## WHAT THE TASK REQUIRES
Each line containing the word "title" needs to be copied.

* BEGIN DATA TO USE *

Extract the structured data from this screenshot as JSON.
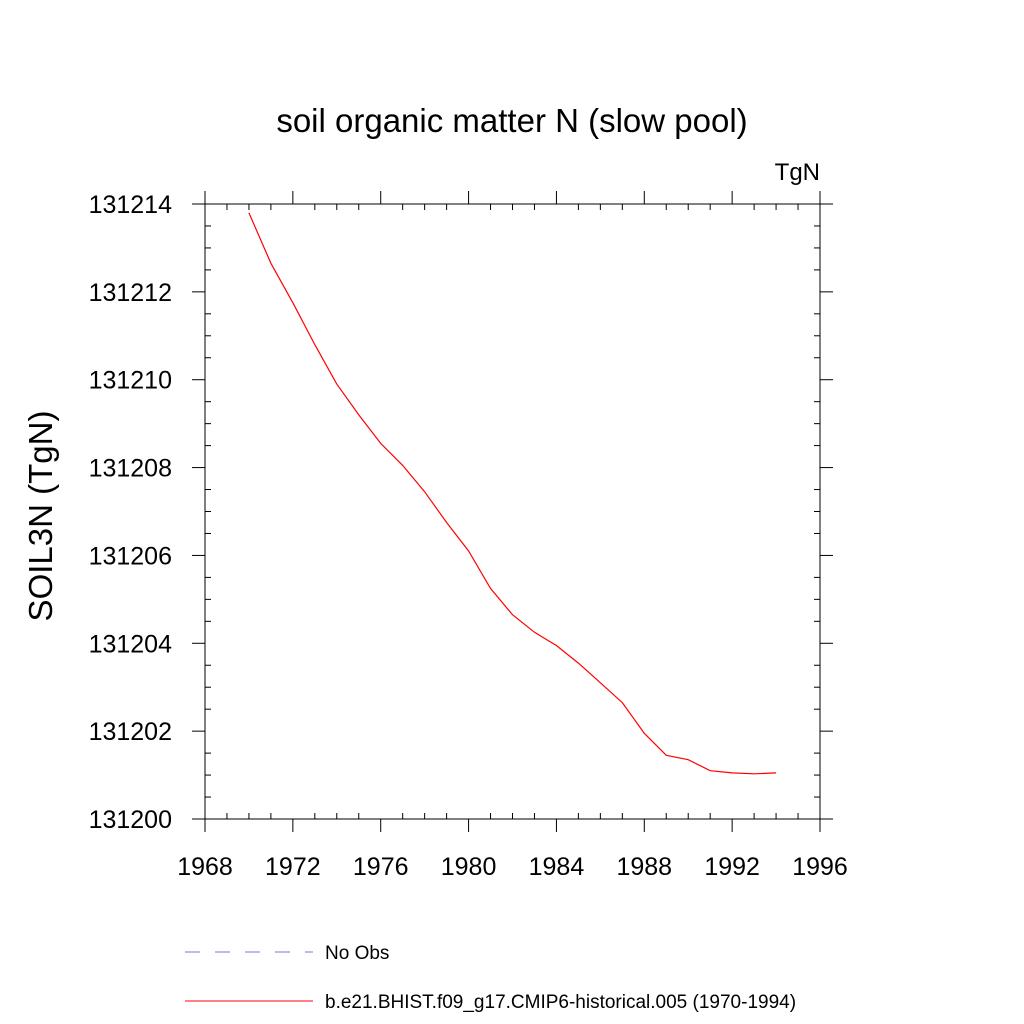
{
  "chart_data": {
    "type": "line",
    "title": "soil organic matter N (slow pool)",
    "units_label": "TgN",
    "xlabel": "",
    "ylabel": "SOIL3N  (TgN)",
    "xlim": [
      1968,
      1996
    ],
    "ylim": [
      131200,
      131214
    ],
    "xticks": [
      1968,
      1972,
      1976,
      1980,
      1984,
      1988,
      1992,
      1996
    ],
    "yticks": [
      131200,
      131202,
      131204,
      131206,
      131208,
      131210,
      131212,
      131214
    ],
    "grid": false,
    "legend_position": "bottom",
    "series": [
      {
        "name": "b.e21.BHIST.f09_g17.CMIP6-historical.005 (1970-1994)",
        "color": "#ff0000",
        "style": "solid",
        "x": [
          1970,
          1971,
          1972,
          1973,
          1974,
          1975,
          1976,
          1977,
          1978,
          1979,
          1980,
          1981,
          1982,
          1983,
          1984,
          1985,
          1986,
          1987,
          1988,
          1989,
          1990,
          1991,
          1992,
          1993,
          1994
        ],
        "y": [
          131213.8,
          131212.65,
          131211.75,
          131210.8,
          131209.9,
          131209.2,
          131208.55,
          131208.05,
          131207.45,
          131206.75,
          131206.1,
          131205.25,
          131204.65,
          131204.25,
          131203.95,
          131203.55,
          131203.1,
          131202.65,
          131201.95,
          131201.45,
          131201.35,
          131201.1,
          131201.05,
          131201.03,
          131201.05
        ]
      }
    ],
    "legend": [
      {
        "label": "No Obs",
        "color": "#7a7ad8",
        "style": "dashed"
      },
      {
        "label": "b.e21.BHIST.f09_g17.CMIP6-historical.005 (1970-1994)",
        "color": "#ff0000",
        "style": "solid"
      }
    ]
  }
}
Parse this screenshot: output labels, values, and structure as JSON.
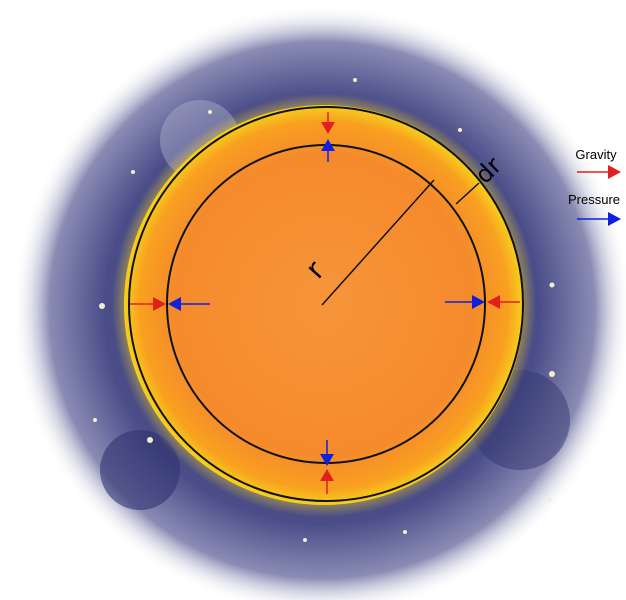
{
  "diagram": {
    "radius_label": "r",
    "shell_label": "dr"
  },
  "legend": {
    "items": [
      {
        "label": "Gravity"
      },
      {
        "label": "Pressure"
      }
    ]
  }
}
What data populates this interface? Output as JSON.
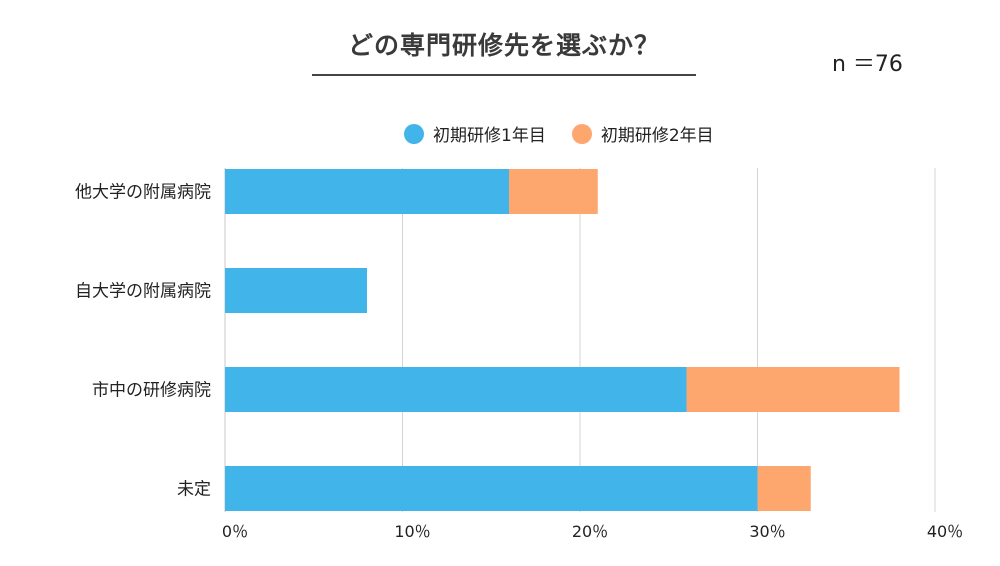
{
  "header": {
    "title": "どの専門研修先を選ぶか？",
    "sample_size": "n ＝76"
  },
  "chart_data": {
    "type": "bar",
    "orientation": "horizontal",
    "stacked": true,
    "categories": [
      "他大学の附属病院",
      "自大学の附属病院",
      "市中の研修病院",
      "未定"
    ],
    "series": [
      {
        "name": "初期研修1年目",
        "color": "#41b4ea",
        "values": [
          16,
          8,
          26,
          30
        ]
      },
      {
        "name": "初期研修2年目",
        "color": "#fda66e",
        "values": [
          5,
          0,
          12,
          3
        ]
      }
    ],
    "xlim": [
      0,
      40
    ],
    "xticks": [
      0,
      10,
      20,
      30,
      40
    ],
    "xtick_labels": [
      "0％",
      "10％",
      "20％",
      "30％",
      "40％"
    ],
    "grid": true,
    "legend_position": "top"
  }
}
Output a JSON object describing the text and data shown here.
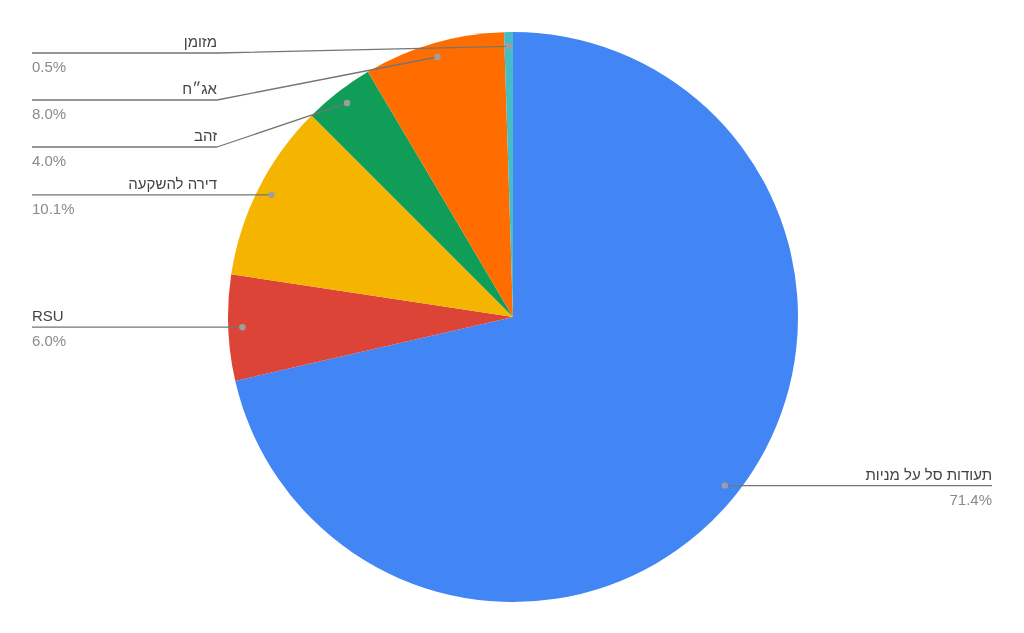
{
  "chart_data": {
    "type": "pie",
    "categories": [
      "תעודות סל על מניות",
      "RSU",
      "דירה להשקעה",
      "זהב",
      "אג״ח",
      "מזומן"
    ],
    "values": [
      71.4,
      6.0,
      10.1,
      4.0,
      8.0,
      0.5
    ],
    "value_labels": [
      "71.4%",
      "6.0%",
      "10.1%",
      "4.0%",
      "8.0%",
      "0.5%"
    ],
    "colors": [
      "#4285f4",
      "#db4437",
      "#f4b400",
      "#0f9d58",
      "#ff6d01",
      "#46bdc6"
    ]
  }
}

* END DATA TO USE *

## SOLUTION
    "title": "soil organic matter N (slow pool)",
    "title": "どの専門研修先を選ぶか？",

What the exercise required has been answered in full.